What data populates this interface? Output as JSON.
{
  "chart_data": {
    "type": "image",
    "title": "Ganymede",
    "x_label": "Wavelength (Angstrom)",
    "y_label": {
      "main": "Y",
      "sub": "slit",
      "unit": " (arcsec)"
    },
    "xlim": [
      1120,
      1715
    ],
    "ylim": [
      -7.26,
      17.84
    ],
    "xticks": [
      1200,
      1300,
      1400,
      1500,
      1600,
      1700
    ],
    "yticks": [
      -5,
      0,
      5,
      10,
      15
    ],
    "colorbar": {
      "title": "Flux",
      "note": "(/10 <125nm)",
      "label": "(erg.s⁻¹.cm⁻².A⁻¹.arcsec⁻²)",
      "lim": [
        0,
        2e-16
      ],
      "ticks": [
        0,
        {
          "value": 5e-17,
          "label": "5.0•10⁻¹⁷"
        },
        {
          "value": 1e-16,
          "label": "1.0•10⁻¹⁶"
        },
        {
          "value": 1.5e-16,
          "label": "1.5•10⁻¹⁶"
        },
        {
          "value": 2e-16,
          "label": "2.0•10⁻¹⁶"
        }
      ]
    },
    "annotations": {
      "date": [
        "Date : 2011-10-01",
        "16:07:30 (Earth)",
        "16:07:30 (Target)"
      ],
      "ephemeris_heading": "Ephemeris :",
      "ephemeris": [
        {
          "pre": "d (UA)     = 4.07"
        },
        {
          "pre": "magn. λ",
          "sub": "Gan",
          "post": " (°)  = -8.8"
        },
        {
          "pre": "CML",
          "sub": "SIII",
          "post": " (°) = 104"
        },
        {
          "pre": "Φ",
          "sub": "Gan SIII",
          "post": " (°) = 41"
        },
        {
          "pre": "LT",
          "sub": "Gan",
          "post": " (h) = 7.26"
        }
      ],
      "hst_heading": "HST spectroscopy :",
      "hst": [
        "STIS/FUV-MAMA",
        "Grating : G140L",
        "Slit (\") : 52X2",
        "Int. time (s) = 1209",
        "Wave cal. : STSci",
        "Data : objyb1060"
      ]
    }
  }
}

DIRECTIVE: Reproduce the complete data exactly as presented above.

WORKED ANSWER:
What data populates this interface? Output as JSON.
{
  "chart_data": {
    "type": "image",
    "title": "Ganymede",
    "x_label": "Wavelength (Angstrom)",
    "y_label": {
      "main": "Y",
      "sub": "slit",
      "unit": " (arcsec)"
    },
    "xlim": [
      1120,
      1715
    ],
    "ylim": [
      -7.26,
      17.84
    ],
    "xticks": [
      1200,
      1300,
      1400,
      1500,
      1600,
      1700
    ],
    "yticks": [
      -5,
      0,
      5,
      10,
      15
    ],
    "colorbar": {
      "title": "Flux",
      "note": "(/10 <125nm)",
      "label": "(erg.s⁻¹.cm⁻².A⁻¹.arcsec⁻²)",
      "lim": [
        0,
        2e-16
      ],
      "ticks": [
        0,
        {
          "value": 5e-17,
          "label": "5.0•10⁻¹⁷"
        },
        {
          "value": 1e-16,
          "label": "1.0•10⁻¹⁶"
        },
        {
          "value": 1.5e-16,
          "label": "1.5•10⁻¹⁶"
        },
        {
          "value": 2e-16,
          "label": "2.0•10⁻¹⁶"
        }
      ]
    },
    "annotations": {
      "date": [
        "Date : 2011-10-01",
        "16:07:30 (Earth)",
        "16:07:30 (Target)"
      ],
      "ephemeris_heading": "Ephemeris :",
      "ephemeris": [
        {
          "pre": "d (UA)     = 4.07"
        },
        {
          "pre": "magn. λ",
          "sub": "Gan",
          "post": " (°)  = -8.8"
        },
        {
          "pre": "CML",
          "sub": "SIII",
          "post": " (°) = 104"
        },
        {
          "pre": "Φ",
          "sub": "Gan SIII",
          "post": " (°) = 41"
        },
        {
          "pre": "LT",
          "sub": "Gan",
          "post": " (h) = 7.26"
        }
      ],
      "hst_heading": "HST spectroscopy :",
      "hst": [
        "STIS/FUV-MAMA",
        "Grating : G140L",
        "Slit (\") : 52X2",
        "Int. time (s) = 1209",
        "Wave cal. : STSci",
        "Data : objyb1060"
      ]
    }
  }
}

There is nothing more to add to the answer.